• [Data excerpts]:
..............................

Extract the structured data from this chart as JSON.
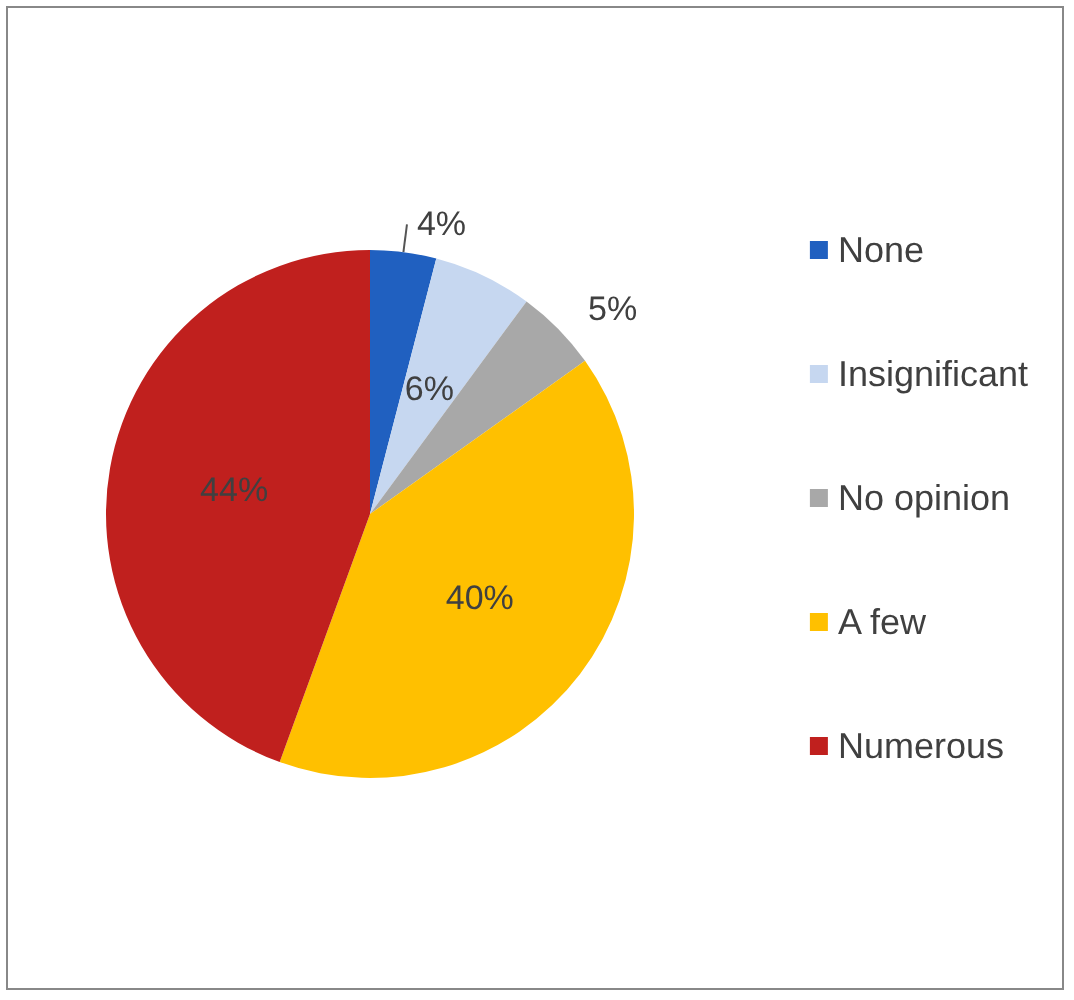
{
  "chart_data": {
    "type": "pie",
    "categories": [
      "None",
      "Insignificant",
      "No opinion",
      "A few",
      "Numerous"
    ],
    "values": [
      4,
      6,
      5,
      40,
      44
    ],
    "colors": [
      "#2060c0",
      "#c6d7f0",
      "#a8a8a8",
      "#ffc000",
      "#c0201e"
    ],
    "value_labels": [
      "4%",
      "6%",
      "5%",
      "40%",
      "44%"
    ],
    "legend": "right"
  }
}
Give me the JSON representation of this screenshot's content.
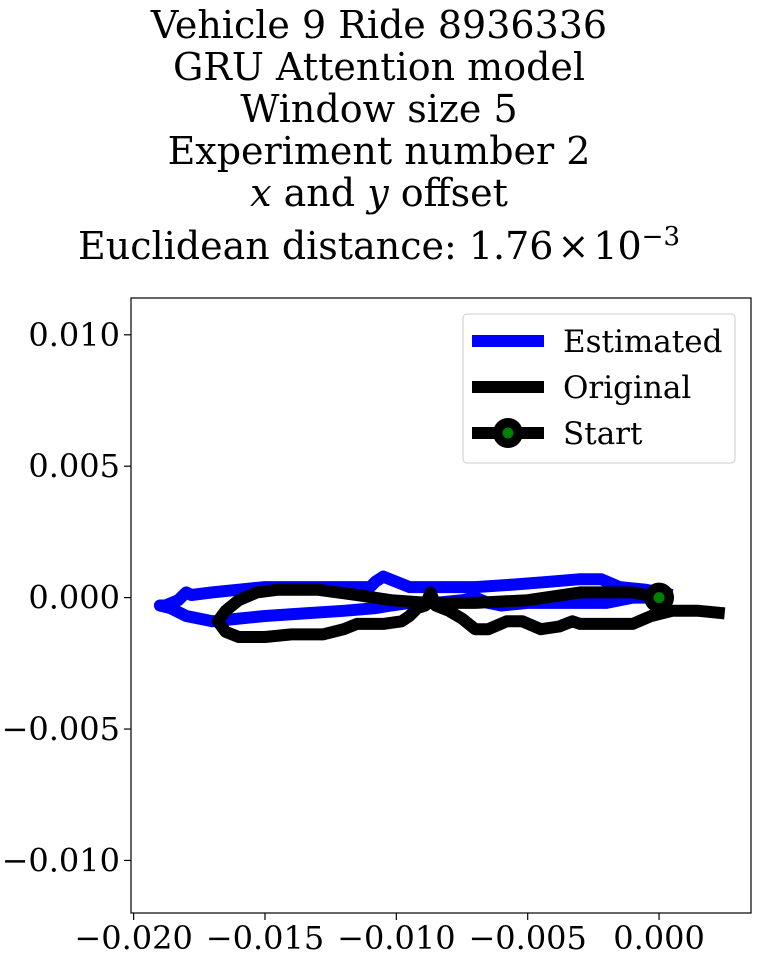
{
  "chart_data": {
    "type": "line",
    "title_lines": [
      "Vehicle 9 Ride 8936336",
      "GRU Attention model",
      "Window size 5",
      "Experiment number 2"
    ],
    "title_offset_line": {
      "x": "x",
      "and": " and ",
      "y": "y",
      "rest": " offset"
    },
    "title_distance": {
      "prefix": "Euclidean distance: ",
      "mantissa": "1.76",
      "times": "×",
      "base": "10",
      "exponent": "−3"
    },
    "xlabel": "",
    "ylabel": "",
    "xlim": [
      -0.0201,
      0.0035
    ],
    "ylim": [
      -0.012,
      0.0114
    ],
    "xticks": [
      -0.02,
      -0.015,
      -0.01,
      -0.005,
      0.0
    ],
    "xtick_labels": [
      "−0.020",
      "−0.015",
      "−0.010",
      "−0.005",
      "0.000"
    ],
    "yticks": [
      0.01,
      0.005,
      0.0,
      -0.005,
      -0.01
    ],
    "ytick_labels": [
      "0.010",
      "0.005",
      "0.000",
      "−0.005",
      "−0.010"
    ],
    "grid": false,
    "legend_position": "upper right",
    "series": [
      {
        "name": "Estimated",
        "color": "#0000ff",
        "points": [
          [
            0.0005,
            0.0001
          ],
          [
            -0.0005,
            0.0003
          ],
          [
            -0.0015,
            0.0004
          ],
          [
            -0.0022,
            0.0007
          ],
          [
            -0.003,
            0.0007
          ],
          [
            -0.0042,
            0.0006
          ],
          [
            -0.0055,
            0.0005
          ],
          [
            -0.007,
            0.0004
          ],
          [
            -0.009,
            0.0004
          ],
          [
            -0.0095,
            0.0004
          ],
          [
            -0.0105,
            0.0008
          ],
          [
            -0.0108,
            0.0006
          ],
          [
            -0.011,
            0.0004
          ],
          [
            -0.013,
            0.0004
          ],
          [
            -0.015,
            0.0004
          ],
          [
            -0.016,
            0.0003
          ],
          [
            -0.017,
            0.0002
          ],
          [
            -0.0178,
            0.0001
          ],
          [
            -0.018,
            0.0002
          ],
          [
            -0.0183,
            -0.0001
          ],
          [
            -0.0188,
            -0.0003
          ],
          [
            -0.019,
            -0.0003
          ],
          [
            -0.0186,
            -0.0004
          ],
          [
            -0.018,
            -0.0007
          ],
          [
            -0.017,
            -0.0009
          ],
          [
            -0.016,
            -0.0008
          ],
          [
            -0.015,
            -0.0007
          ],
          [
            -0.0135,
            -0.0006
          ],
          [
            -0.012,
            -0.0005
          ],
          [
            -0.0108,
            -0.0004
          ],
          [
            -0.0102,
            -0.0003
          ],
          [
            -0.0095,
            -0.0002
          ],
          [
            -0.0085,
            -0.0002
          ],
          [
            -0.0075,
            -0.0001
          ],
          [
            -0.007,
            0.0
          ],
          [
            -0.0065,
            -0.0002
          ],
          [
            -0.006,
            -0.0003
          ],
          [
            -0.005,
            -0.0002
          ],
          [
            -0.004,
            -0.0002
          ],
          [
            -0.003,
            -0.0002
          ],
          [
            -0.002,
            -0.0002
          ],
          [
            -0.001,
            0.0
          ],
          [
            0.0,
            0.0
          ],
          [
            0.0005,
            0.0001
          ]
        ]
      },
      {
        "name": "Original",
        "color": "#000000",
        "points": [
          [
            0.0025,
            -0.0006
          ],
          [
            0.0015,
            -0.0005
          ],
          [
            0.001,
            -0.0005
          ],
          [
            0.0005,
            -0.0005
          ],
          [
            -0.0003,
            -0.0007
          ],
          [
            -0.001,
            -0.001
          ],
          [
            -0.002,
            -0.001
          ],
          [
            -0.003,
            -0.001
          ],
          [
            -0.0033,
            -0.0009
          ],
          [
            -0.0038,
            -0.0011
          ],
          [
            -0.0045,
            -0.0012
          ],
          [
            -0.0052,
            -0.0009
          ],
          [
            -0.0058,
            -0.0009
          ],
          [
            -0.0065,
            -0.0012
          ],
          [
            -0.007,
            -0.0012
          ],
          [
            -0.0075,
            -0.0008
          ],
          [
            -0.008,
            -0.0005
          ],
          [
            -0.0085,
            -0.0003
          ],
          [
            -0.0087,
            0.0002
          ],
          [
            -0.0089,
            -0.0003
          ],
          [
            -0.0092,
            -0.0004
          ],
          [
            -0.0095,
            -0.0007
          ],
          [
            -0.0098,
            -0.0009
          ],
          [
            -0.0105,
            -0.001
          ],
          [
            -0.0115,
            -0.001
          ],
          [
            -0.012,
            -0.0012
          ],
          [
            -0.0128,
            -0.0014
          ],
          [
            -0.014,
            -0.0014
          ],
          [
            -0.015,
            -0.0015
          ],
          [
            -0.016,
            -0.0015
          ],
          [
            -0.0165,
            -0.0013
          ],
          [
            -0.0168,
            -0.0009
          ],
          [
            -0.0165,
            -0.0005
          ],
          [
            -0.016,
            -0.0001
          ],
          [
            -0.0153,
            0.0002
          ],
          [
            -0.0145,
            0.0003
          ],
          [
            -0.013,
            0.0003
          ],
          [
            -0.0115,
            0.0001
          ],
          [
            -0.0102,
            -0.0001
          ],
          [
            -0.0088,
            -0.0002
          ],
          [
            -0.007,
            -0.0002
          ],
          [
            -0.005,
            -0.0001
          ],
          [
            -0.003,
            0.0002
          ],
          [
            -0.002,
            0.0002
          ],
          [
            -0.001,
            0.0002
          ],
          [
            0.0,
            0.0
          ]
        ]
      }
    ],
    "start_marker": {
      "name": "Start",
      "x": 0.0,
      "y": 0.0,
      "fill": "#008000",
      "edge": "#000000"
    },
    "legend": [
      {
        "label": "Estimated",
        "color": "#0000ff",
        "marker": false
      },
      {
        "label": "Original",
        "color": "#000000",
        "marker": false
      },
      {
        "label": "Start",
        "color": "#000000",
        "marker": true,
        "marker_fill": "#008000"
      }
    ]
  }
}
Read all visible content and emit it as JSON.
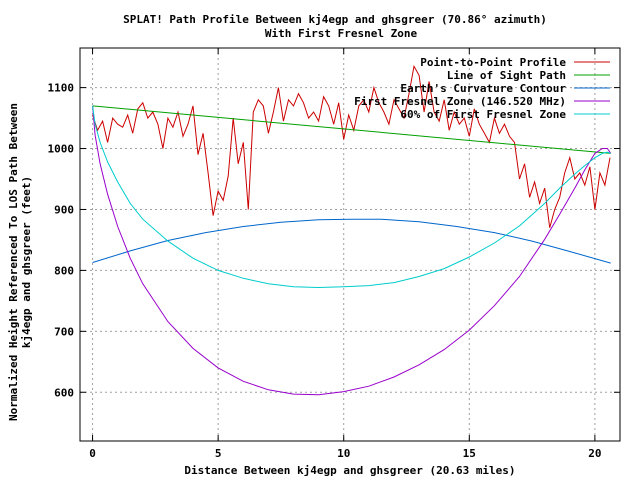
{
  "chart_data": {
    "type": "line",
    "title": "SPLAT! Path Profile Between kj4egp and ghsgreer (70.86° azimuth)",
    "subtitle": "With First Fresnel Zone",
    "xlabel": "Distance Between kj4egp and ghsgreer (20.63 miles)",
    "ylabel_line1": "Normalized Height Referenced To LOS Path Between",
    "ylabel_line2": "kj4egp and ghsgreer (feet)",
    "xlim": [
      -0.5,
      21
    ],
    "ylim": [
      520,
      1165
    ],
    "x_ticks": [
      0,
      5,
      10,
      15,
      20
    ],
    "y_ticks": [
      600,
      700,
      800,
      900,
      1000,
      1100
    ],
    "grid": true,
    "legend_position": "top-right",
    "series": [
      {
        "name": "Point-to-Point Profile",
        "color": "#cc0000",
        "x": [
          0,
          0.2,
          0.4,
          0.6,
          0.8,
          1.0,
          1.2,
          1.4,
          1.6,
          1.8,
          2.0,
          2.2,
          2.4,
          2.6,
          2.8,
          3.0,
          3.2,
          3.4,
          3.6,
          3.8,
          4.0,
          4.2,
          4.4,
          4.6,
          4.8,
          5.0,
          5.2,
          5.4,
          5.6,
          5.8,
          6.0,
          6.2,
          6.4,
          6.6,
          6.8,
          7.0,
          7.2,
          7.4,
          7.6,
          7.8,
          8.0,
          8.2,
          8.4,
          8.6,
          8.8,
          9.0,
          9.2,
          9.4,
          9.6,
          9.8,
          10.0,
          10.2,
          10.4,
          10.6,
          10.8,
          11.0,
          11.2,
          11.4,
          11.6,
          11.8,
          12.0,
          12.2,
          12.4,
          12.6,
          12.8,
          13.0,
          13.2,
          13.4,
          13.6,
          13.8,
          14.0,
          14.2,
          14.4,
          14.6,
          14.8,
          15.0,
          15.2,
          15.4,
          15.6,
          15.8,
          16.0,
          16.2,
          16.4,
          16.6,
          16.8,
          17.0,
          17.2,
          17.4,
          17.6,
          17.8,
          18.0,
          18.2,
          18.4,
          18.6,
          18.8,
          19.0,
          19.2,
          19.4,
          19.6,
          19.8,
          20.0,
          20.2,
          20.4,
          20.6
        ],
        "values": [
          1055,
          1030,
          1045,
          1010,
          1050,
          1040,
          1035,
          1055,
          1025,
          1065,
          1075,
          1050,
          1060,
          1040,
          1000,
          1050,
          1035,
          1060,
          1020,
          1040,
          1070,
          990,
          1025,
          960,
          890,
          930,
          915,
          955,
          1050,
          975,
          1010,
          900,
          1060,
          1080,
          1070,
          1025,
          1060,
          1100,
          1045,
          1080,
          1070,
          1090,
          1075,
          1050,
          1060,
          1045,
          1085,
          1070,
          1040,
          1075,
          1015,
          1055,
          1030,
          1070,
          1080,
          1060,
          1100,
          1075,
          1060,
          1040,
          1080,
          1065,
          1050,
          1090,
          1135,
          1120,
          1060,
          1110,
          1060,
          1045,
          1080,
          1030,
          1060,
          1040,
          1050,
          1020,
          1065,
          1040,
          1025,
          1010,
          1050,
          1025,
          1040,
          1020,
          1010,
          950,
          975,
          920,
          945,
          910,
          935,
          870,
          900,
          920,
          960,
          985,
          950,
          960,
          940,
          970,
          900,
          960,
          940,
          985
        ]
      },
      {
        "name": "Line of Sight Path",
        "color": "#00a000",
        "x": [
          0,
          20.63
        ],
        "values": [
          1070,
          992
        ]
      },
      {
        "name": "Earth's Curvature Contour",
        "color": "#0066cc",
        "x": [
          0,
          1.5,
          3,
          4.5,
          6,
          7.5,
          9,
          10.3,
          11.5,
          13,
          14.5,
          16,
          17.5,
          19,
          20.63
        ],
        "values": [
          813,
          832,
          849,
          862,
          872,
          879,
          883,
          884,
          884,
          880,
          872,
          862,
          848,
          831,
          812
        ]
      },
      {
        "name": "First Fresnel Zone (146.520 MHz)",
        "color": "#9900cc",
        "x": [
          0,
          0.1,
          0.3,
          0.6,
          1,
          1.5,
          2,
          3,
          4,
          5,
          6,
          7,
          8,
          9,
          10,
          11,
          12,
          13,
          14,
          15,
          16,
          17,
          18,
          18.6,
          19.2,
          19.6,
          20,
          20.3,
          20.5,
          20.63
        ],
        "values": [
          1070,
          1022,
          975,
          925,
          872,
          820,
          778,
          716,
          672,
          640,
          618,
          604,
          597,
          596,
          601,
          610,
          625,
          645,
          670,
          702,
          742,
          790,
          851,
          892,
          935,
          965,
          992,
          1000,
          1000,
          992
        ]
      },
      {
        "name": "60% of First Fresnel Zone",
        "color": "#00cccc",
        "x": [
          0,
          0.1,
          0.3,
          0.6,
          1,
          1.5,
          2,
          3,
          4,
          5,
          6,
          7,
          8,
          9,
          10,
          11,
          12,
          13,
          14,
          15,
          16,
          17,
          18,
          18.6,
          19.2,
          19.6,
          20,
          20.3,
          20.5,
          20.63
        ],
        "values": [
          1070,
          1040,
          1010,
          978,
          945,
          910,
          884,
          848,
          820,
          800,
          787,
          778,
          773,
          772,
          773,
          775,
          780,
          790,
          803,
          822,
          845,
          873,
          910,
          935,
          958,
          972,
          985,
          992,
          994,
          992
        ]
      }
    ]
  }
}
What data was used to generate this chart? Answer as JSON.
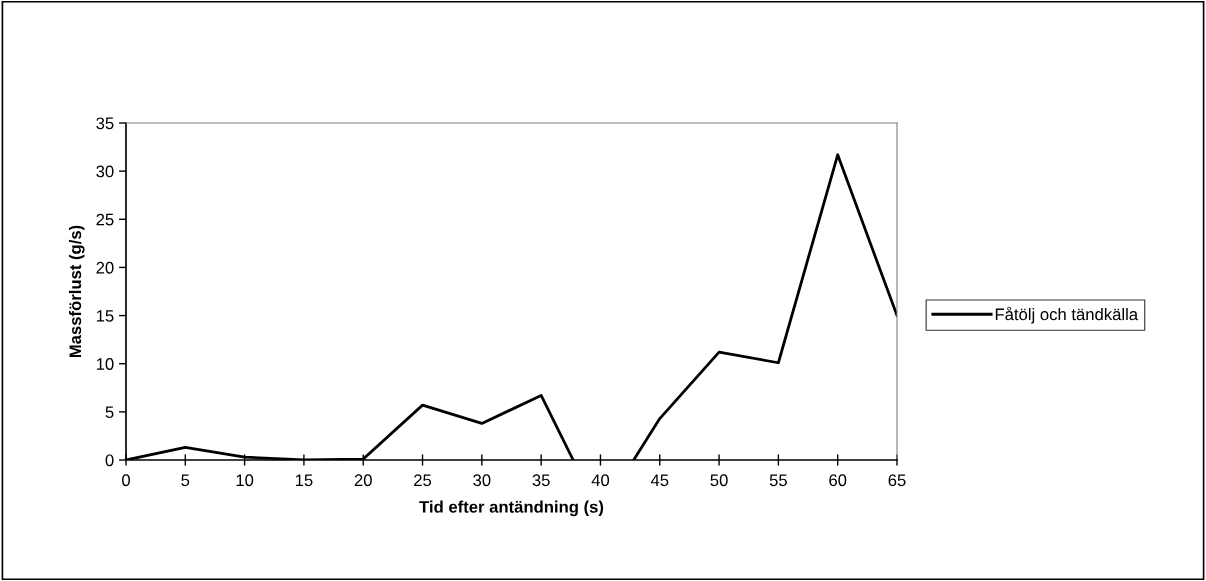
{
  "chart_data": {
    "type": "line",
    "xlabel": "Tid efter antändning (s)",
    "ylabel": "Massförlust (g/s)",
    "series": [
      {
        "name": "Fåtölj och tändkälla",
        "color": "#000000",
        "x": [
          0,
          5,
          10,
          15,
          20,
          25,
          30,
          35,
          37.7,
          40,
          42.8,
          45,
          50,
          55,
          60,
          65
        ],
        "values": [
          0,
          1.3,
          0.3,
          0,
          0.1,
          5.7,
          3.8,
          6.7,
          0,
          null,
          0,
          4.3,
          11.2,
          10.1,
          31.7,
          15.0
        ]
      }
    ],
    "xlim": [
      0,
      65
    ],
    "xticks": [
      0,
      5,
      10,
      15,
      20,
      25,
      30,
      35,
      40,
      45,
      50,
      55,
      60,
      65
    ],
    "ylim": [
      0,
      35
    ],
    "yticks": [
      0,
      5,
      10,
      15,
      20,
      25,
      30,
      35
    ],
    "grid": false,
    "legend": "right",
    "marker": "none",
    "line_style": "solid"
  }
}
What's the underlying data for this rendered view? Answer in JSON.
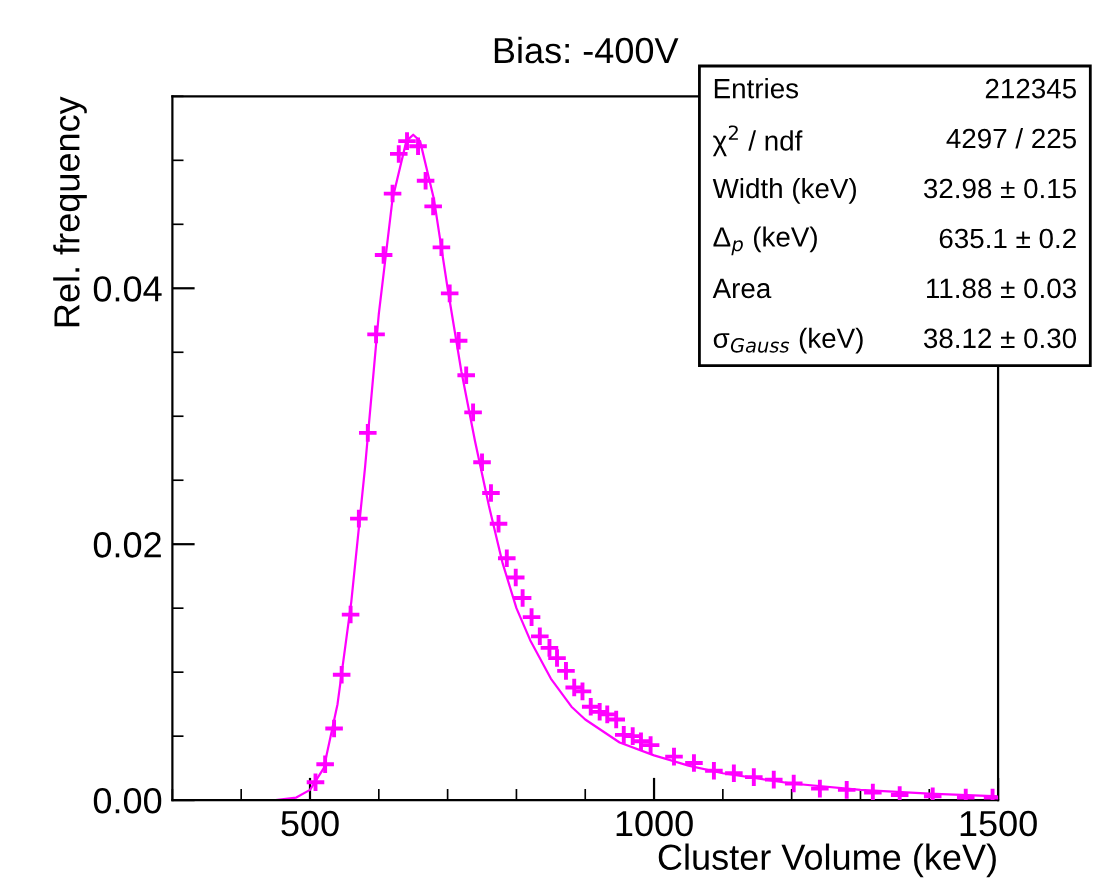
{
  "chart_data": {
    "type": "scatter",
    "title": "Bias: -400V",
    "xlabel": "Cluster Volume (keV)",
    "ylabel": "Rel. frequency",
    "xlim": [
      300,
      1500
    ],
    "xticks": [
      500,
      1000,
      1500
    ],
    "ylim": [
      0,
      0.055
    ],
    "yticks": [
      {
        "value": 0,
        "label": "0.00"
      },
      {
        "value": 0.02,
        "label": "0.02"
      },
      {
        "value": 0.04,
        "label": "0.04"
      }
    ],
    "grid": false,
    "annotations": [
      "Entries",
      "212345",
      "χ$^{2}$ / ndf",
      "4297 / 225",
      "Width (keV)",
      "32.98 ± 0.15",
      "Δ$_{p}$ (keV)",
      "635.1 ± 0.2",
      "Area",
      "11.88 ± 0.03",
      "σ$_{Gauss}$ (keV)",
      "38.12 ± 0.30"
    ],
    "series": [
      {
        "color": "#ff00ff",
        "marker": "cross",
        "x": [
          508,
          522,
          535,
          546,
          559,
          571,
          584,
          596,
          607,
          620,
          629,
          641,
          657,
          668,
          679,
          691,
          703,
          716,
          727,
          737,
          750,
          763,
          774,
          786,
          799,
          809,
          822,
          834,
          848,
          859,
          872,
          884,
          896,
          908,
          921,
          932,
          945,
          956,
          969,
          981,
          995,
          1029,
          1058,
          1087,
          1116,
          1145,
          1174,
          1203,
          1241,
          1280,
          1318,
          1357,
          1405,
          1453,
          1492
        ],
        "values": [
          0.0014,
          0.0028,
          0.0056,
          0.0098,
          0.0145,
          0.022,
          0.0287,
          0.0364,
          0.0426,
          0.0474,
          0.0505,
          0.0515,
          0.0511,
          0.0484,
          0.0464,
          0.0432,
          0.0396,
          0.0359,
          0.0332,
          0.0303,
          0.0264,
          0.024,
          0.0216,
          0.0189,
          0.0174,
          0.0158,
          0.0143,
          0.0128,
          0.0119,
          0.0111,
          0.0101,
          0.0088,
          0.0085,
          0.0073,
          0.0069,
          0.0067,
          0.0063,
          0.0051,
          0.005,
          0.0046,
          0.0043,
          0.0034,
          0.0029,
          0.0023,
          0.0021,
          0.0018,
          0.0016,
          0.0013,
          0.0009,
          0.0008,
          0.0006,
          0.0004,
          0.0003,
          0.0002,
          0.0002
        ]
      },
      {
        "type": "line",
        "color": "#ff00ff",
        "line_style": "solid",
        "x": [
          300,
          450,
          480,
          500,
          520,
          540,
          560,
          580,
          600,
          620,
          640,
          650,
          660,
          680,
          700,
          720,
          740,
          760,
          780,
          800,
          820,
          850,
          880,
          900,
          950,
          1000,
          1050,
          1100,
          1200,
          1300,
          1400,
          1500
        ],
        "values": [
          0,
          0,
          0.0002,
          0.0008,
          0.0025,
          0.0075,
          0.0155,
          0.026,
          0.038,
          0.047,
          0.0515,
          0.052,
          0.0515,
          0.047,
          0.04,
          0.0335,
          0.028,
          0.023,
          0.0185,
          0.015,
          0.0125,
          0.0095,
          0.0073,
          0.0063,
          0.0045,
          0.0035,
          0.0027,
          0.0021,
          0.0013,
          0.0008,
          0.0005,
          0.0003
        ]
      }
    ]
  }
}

..............................

• [Directions for this task]: Show each line of the listing that holds the string "xlabel".

• [Written answer]:
    "xlabel": "",
    "xlabel": "Distance Between kj4egp and ghsgreer (20.63 miles)",
    "xlabel": "Tid efter antändning (s)",
    "xlabel": "Cluster Volume (keV)",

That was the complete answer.